Given instruction →
Determine how many lines include the word "Automate", then give that number and nothing more.

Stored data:

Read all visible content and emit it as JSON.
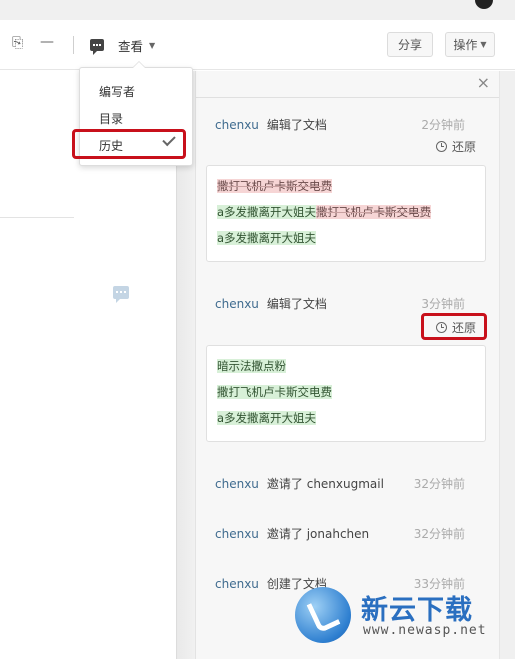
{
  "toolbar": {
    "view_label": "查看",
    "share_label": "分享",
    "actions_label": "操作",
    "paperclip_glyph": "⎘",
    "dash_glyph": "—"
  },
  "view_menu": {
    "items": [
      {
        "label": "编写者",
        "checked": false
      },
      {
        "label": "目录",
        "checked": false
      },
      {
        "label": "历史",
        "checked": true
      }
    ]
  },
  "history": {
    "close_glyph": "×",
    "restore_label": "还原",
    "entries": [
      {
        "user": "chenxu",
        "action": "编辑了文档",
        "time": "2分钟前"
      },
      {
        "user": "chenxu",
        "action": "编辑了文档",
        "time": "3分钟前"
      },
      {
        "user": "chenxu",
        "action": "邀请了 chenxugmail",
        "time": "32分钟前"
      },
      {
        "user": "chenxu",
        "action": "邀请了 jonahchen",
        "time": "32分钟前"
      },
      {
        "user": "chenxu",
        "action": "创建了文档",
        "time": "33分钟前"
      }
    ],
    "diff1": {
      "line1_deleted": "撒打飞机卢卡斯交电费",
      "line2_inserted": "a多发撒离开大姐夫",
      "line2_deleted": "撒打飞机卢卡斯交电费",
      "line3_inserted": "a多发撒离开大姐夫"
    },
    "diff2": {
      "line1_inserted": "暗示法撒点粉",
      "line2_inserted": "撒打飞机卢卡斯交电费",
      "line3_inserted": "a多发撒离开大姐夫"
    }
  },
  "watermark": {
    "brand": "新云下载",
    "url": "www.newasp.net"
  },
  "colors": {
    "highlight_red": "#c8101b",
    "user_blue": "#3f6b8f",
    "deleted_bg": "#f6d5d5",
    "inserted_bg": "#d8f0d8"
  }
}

---

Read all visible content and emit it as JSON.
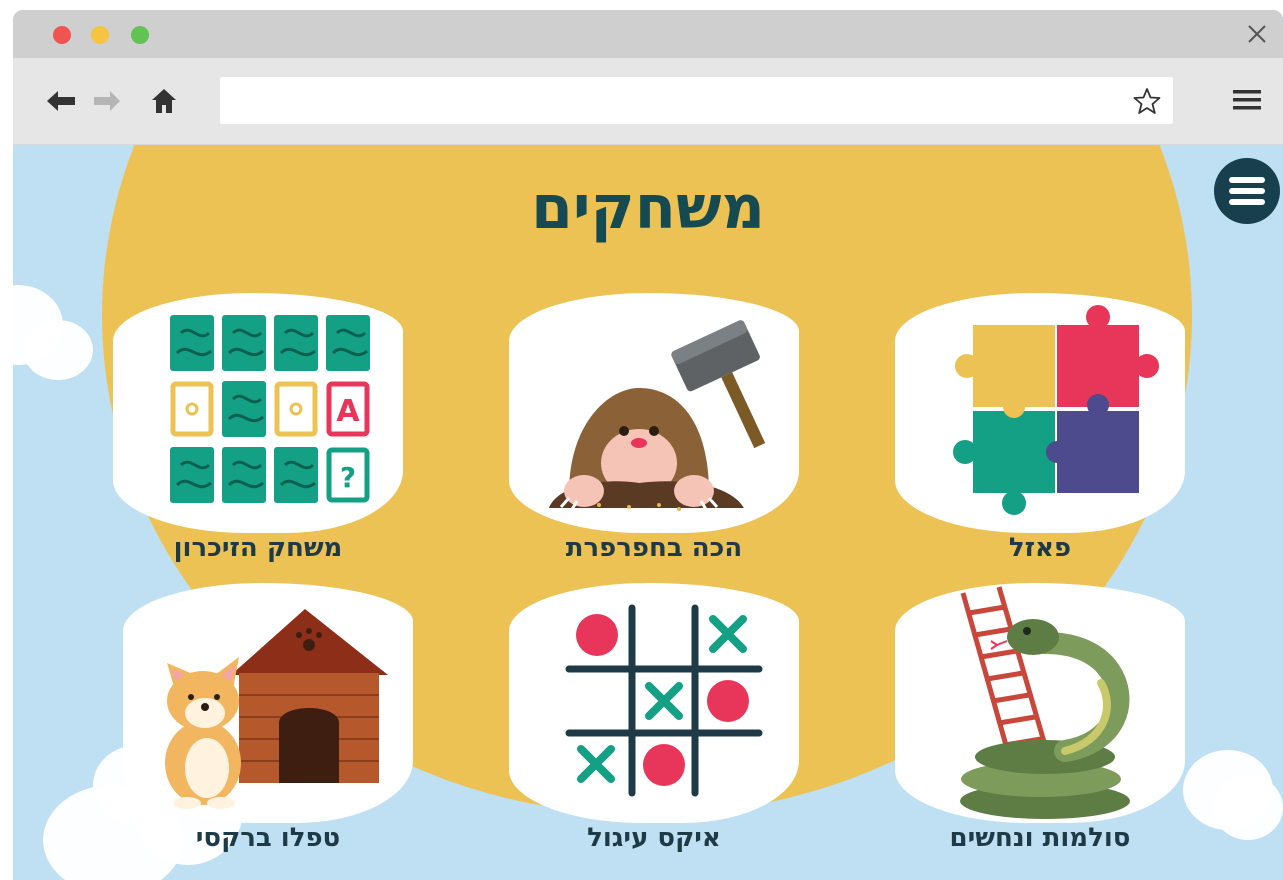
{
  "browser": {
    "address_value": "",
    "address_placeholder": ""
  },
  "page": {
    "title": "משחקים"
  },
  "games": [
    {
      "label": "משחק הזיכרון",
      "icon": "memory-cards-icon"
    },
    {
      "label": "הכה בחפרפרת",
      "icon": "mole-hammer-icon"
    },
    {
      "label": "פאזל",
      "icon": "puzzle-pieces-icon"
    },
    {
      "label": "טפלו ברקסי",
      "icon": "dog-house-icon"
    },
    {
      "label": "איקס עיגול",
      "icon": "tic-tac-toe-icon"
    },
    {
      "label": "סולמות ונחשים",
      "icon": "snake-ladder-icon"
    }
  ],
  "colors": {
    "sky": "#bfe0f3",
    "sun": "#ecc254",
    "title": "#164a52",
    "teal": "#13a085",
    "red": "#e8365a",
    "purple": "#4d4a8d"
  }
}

--

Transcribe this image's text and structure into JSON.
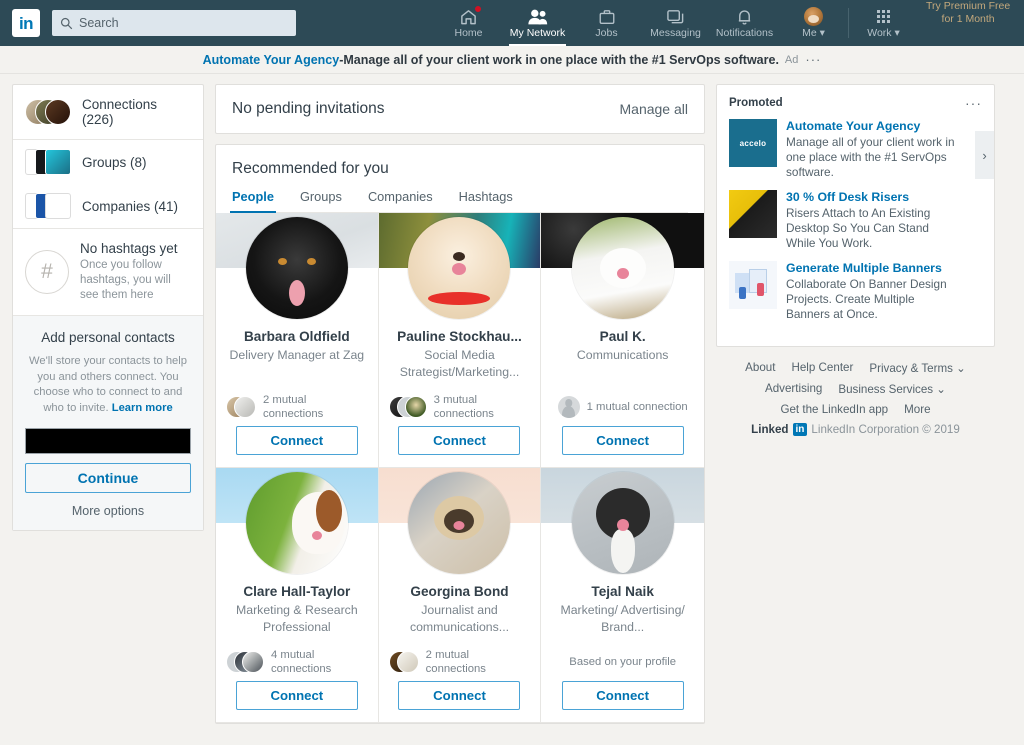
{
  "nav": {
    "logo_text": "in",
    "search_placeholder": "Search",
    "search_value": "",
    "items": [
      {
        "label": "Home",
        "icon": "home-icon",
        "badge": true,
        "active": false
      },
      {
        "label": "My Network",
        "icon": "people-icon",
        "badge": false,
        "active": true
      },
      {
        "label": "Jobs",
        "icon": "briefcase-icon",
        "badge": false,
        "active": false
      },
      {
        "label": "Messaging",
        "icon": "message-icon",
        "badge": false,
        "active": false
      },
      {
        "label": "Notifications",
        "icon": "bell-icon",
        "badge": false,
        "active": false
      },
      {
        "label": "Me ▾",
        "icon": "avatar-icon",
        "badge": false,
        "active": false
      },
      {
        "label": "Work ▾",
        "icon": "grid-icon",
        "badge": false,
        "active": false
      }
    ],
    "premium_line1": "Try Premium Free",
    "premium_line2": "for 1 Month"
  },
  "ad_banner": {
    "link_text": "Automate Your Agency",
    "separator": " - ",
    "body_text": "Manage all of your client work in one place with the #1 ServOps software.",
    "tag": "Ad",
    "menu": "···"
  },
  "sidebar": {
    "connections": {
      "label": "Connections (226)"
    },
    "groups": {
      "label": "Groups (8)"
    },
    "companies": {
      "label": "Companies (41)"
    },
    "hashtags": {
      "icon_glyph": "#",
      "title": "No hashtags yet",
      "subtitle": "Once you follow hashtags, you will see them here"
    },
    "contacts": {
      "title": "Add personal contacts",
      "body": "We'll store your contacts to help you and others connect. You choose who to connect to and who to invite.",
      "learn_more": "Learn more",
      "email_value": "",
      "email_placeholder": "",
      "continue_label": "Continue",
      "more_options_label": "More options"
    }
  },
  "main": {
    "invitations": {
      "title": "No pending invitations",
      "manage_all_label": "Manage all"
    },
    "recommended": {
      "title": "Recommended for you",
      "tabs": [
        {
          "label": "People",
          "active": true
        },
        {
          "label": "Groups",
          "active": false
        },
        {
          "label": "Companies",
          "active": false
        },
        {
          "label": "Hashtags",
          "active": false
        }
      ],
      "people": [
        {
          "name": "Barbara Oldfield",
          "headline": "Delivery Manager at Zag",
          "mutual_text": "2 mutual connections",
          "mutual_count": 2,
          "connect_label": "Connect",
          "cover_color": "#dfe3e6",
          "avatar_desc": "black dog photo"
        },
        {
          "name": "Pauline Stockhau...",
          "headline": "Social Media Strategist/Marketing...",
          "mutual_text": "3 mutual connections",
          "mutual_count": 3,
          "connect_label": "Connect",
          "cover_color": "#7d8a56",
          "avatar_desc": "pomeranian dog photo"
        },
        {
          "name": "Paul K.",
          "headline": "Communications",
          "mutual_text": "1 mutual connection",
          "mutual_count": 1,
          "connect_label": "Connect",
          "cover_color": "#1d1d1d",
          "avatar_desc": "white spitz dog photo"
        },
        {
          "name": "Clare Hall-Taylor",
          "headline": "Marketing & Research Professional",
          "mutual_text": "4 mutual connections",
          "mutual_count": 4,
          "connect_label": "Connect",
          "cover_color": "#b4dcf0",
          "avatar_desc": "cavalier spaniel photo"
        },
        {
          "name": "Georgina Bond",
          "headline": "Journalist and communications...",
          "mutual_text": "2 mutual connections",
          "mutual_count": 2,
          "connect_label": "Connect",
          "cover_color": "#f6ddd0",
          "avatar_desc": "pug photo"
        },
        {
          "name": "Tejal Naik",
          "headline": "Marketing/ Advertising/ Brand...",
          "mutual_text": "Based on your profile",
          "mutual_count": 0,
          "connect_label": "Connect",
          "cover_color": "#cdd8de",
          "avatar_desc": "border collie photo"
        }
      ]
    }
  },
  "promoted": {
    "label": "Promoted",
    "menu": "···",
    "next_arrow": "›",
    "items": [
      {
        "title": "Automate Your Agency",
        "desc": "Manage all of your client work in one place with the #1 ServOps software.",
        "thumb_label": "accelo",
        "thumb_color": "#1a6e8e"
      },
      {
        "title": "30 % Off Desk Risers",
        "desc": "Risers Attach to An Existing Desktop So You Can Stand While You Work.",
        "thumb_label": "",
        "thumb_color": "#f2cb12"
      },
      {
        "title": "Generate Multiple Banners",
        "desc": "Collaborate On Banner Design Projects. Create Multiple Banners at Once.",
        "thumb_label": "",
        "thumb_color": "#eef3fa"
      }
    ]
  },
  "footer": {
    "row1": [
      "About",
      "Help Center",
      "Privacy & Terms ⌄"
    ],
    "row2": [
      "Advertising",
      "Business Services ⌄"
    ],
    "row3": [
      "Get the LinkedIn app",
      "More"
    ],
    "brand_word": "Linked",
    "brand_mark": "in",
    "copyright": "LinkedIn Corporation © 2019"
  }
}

Solution to the problem →
2